Directions
Collect all lines below with the string "answer".

Record set
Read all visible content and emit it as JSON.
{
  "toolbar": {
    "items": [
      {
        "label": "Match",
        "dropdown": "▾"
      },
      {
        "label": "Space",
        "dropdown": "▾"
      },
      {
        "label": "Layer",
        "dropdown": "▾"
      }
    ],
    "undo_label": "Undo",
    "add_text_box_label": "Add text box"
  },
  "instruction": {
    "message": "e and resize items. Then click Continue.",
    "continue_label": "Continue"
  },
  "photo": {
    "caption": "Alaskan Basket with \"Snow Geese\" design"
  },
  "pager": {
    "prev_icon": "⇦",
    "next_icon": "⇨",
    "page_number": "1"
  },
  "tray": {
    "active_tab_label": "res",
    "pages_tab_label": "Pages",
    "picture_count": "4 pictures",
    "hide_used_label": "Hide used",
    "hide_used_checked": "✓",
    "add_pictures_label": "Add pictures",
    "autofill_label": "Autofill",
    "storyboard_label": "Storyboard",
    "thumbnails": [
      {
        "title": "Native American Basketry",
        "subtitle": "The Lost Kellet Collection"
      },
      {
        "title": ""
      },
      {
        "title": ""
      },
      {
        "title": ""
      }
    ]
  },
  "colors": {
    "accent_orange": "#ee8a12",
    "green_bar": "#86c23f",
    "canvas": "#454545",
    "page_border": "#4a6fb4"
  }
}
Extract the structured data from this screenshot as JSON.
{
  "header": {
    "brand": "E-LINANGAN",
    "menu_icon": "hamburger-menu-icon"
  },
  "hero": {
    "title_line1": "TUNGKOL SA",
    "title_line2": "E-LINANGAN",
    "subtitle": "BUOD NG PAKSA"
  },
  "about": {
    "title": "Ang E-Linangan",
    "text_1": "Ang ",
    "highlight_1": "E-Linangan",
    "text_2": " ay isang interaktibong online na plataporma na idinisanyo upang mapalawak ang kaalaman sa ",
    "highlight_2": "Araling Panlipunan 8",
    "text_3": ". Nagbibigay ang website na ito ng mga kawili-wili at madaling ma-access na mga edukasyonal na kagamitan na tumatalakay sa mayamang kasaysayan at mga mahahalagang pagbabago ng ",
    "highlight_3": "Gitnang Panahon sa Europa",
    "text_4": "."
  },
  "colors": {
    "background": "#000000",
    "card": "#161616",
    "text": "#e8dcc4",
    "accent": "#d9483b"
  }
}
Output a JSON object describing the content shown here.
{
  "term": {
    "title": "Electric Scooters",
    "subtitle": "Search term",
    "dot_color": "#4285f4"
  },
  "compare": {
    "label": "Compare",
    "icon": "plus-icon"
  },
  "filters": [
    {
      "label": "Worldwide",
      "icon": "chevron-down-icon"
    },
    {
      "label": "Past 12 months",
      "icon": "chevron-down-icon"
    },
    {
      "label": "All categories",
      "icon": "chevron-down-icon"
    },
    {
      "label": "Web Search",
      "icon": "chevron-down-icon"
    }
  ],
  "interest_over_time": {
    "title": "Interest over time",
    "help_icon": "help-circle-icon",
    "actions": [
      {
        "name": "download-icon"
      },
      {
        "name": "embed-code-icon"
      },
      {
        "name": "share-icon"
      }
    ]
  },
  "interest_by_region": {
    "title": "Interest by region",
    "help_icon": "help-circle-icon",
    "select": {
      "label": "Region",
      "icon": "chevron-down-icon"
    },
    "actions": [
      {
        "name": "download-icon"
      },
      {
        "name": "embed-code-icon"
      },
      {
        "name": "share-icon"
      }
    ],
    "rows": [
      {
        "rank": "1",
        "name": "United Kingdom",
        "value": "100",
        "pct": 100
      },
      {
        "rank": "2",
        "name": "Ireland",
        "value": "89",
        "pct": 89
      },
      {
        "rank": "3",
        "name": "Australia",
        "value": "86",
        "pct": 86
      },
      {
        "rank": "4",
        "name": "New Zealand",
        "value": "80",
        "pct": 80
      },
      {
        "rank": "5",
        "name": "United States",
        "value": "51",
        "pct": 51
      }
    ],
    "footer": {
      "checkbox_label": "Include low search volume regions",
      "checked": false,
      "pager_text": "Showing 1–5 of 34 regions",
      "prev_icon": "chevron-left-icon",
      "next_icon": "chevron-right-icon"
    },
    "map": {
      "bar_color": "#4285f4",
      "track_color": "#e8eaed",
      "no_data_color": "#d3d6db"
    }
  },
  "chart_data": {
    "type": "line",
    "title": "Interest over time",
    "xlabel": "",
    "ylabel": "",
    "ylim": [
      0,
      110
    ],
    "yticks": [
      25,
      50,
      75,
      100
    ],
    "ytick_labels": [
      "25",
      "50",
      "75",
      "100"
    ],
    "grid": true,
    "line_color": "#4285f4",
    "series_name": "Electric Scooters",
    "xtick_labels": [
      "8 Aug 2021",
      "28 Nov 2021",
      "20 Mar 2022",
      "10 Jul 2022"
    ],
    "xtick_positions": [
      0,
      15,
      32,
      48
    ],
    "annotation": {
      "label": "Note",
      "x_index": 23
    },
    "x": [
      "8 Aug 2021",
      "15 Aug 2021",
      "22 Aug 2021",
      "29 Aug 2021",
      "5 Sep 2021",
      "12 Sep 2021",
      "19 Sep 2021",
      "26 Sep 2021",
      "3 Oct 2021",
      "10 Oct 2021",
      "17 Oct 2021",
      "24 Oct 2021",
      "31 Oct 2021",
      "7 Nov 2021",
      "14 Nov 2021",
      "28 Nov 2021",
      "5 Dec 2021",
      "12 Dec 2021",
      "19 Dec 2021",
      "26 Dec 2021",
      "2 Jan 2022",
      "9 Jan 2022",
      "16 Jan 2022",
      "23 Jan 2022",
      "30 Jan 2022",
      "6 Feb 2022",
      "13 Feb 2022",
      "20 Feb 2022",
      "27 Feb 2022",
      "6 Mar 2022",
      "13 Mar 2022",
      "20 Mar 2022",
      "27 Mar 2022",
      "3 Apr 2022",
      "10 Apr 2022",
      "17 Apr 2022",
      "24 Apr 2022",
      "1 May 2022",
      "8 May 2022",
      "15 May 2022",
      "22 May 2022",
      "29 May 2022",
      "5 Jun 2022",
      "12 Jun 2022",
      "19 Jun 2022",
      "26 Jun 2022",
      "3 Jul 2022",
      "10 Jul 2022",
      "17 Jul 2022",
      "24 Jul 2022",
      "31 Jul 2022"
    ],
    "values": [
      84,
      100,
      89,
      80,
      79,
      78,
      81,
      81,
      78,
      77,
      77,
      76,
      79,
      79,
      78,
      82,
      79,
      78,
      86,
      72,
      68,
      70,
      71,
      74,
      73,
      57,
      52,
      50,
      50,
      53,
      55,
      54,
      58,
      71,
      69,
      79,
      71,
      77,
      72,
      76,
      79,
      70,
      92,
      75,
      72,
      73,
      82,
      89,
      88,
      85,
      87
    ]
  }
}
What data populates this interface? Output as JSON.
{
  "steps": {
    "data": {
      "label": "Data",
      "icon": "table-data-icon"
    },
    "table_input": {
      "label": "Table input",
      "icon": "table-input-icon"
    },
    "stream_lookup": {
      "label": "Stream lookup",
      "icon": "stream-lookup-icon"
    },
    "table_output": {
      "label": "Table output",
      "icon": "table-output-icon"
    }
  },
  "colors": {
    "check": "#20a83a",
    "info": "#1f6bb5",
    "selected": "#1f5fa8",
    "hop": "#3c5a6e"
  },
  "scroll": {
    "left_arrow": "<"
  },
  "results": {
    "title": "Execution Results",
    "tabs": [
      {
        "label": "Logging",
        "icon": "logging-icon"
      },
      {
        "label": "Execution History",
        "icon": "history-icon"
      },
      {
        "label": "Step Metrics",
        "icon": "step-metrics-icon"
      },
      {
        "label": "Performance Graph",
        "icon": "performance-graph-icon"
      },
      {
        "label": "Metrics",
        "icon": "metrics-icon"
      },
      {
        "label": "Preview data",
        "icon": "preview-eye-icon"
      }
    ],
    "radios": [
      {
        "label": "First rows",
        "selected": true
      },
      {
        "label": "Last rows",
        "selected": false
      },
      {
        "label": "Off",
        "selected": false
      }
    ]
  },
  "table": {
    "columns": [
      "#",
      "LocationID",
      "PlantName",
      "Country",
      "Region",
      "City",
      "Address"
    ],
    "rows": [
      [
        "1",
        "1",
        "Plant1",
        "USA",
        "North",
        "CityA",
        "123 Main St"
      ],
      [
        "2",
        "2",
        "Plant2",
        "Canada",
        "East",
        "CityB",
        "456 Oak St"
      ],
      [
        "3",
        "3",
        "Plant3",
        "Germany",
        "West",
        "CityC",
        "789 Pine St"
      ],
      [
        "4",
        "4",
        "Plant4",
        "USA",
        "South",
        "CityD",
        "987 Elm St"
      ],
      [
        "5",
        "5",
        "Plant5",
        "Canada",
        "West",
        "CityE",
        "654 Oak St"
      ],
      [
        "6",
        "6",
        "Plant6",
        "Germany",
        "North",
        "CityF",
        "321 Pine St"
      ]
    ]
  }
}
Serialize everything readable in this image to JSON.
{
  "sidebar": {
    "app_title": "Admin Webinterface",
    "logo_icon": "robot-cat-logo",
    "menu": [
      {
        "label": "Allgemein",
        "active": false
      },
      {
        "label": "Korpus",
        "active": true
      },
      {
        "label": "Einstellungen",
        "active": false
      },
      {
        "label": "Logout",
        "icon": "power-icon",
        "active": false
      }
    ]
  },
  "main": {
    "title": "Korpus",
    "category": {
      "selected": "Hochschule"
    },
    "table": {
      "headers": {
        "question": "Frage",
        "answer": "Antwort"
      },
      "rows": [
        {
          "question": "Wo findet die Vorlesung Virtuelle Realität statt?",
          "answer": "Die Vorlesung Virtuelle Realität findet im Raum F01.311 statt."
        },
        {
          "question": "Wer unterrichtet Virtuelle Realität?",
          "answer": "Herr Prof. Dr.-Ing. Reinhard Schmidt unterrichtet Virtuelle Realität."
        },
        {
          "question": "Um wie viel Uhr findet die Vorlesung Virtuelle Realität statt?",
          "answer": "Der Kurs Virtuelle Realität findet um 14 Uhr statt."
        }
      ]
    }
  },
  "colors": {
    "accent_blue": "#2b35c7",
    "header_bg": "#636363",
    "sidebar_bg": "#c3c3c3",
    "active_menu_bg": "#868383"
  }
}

Exercise result
        "answer": "Antwort"
          "answer": "Die Vorlesung Virtuelle Realität findet im Raum F01.311 statt."
          "answer": "Herr Prof. Dr.-Ing. Reinhard Schmidt unterrichtet Virtuelle Realität."
          "answer": "Der Kurs Virtuelle Realität findet um 14 Uhr statt."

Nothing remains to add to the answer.